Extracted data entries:
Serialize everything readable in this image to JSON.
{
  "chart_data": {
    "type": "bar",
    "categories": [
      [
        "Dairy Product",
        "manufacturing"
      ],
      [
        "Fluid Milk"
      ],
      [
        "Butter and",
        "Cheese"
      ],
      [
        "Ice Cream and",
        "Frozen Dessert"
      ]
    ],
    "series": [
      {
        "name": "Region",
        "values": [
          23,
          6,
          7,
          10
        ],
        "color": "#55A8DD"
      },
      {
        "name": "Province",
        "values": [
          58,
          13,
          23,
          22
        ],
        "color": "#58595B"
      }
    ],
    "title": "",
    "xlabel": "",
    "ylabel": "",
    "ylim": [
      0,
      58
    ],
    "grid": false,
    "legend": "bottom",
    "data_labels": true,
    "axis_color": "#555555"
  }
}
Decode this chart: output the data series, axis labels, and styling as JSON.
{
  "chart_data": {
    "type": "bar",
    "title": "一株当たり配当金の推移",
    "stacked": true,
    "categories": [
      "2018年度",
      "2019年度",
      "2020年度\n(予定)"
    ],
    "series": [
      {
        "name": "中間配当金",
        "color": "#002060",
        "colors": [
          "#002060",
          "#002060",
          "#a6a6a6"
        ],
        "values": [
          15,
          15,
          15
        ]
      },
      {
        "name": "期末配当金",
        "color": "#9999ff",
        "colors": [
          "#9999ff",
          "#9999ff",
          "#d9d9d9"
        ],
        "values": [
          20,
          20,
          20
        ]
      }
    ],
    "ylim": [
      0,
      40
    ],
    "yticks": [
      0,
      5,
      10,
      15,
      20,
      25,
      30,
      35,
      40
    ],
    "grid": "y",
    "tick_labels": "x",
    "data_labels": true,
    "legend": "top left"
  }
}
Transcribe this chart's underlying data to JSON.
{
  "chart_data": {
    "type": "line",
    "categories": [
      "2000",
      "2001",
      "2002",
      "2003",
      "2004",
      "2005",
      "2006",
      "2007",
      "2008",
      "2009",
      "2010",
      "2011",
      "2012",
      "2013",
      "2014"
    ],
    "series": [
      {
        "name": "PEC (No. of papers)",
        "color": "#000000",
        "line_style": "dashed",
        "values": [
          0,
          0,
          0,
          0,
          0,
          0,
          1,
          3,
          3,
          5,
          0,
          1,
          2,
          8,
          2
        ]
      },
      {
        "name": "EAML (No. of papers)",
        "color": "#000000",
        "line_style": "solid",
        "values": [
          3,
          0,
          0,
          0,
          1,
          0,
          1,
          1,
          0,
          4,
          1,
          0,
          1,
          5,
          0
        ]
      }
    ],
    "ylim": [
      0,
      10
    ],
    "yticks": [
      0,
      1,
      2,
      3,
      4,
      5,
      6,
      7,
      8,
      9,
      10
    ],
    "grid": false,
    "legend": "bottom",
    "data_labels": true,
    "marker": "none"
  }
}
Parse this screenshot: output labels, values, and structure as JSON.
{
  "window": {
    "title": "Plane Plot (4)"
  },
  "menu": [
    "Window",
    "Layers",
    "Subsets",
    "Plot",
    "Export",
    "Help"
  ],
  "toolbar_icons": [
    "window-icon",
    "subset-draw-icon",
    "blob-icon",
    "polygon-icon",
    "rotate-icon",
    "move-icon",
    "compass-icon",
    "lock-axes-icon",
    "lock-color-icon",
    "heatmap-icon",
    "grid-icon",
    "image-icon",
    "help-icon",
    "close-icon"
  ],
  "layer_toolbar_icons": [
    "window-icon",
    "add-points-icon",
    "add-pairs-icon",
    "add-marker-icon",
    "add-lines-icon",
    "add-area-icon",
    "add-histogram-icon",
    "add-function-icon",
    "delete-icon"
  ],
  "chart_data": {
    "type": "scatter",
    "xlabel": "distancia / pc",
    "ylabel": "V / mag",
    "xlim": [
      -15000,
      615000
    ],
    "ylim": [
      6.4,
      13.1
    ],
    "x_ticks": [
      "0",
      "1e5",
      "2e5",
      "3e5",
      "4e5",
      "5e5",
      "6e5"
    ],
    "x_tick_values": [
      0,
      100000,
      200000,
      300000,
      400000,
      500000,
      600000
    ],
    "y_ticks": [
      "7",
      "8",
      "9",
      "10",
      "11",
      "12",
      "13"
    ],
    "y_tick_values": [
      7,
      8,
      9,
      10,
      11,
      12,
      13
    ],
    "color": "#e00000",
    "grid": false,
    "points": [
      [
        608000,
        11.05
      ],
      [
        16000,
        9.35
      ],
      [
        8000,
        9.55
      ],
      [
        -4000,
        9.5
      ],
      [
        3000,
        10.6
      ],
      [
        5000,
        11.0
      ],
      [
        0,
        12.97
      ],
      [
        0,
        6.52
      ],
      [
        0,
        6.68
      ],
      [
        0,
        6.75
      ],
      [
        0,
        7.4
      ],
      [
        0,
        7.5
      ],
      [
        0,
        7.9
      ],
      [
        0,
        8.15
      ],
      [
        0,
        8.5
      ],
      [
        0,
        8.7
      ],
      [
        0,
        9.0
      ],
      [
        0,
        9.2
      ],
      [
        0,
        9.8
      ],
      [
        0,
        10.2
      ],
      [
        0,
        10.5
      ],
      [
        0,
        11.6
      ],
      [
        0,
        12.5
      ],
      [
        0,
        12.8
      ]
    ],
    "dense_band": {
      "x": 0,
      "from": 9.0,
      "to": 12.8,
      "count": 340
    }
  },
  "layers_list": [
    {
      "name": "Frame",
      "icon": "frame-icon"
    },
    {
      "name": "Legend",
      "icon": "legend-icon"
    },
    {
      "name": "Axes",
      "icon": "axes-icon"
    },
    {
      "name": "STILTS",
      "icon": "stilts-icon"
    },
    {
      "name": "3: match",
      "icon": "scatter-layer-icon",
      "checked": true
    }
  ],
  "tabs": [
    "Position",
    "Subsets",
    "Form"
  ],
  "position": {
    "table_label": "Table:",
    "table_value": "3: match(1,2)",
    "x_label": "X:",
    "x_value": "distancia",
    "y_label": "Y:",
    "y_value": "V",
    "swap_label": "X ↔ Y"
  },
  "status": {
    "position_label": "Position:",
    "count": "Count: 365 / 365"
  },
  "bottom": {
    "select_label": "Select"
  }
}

The problem. Of the lines in this data, how many contain "image"? Reply with only the number.

Worked answer. 2